**WHAT TO PRODUCE**
Without the pictures, return each record as it appears.

Records from a collection:
········

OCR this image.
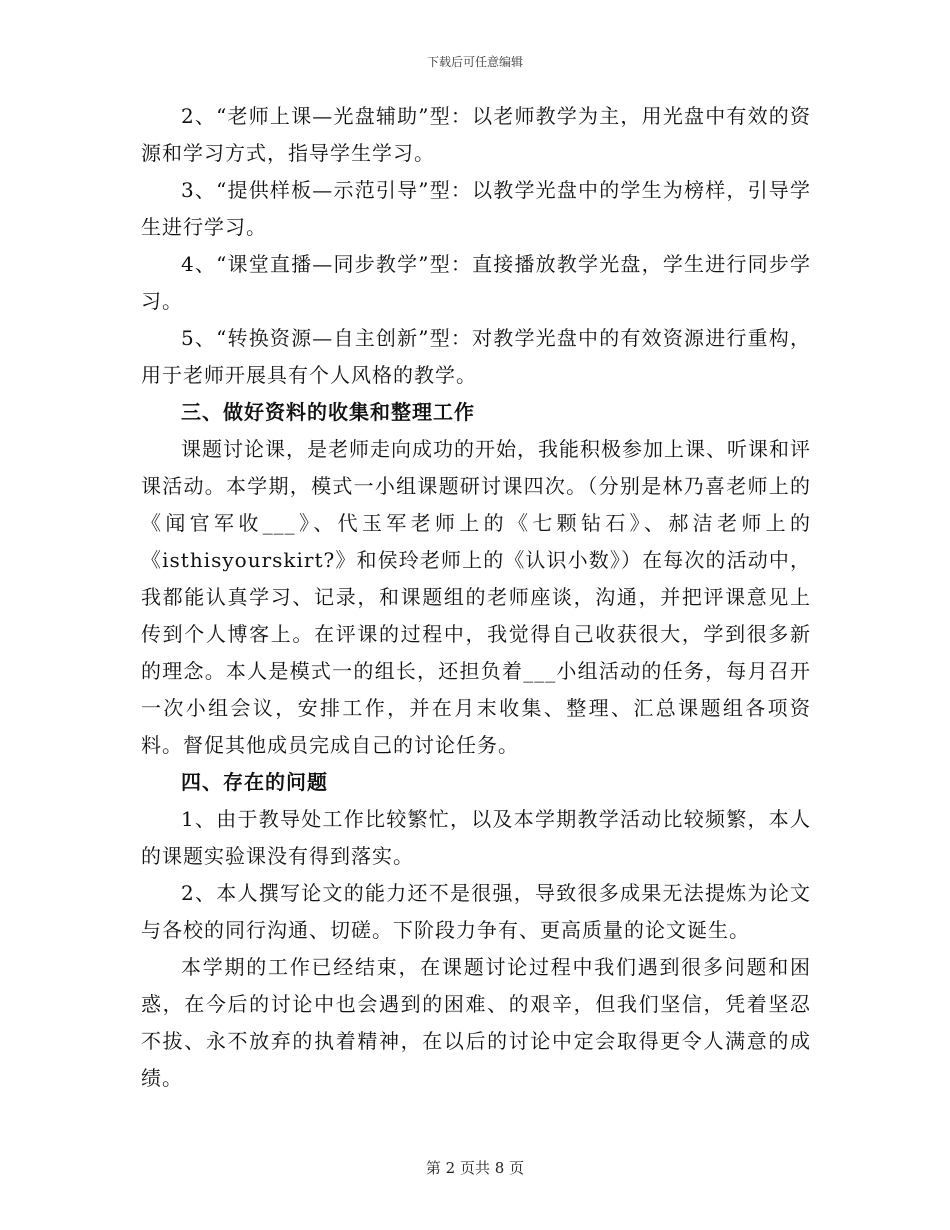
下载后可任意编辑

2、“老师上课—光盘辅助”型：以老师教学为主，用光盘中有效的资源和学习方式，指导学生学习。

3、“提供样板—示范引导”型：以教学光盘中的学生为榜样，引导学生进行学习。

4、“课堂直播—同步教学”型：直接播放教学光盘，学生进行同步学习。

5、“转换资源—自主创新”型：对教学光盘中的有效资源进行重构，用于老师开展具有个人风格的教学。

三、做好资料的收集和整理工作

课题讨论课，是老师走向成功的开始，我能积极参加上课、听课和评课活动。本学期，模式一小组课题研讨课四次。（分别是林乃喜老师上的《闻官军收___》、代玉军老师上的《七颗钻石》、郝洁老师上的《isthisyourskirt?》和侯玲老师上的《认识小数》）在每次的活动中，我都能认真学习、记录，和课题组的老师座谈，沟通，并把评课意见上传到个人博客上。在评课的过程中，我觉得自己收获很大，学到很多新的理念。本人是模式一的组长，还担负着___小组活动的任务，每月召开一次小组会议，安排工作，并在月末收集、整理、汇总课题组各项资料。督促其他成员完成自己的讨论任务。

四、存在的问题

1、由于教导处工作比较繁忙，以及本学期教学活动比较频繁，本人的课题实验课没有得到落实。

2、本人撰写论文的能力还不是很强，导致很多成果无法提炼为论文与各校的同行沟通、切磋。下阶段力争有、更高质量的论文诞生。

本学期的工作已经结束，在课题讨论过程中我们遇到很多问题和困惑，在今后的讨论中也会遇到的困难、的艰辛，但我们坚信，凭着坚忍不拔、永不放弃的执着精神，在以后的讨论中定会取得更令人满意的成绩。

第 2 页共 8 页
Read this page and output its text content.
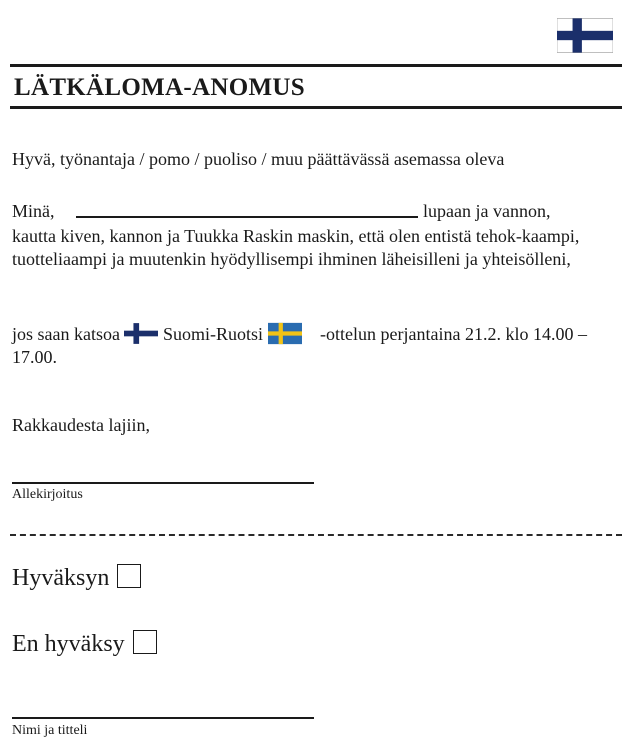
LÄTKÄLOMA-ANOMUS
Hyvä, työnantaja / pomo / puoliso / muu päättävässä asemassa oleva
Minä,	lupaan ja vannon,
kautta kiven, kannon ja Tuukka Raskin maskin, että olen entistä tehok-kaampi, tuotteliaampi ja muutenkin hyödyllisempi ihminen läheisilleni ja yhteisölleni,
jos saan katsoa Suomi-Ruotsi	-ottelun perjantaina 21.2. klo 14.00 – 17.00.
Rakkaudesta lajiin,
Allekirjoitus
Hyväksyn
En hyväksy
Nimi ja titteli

········

**FULL SOLUTION**
OCR this image.
下载后可任意编辑

2、“老师上课—光盘辅助”型：以老师教学为主，用光盘中有效的资源和学习方式，指导学生学习。

3、“提供样板—示范引导”型：以教学光盘中的学生为榜样，引导学生进行学习。

4、“课堂直播—同步教学”型：直接播放教学光盘，学生进行同步学习。

5、“转换资源—自主创新”型：对教学光盘中的有效资源进行重构，用于老师开展具有个人风格的教学。

三、做好资料的收集和整理工作

课题讨论课，是老师走向成功的开始，我能积极参加上课、听课和评课活动。本学期，模式一小组课题研讨课四次。（分别是林乃喜老师上的《闻官军收___》、代玉军老师上的《七颗钻石》、郝洁老师上的《isthisyourskirt?》和侯玲老师上的《认识小数》）在每次的活动中，我都能认真学习、记录，和课题组的老师座谈，沟通，并把评课意见上传到个人博客上。在评课的过程中，我觉得自己收获很大，学到很多新的理念。本人是模式一的组长，还担负着___小组活动的任务，每月召开一次小组会议，安排工作，并在月末收集、整理、汇总课题组各项资料。督促其他成员完成自己的讨论任务。

四、存在的问题

1、由于教导处工作比较繁忙，以及本学期教学活动比较频繁，本人的课题实验课没有得到落实。

2、本人撰写论文的能力还不是很强，导致很多成果无法提炼为论文与各校的同行沟通、切磋。下阶段力争有、更高质量的论文诞生。

本学期的工作已经结束，在课题讨论过程中我们遇到很多问题和困惑，在今后的讨论中也会遇到的困难、的艰辛，但我们坚信，凭着坚忍不拔、永不放弃的执着精神，在以后的讨论中定会取得更令人满意的成绩。

第 2 页共 8 页
Read this page and output its text content.
LÄTKÄLOMA-ANOMUS
Hyvä, työnantaja / pomo / puoliso / muu päättävässä asemassa oleva
Minä,	lupaan ja vannon,
kautta kiven, kannon ja Tuukka Raskin maskin, että olen entistä tehok-kaampi, tuotteliaampi ja muutenkin hyödyllisempi ihminen läheisilleni ja yhteisölleni,
jos saan katsoa Suomi-Ruotsi	-ottelun perjantaina 21.2. klo 14.00 – 17.00.
Rakkaudesta lajiin,
Allekirjoitus
Hyväksyn
En hyväksy
Nimi ja titteli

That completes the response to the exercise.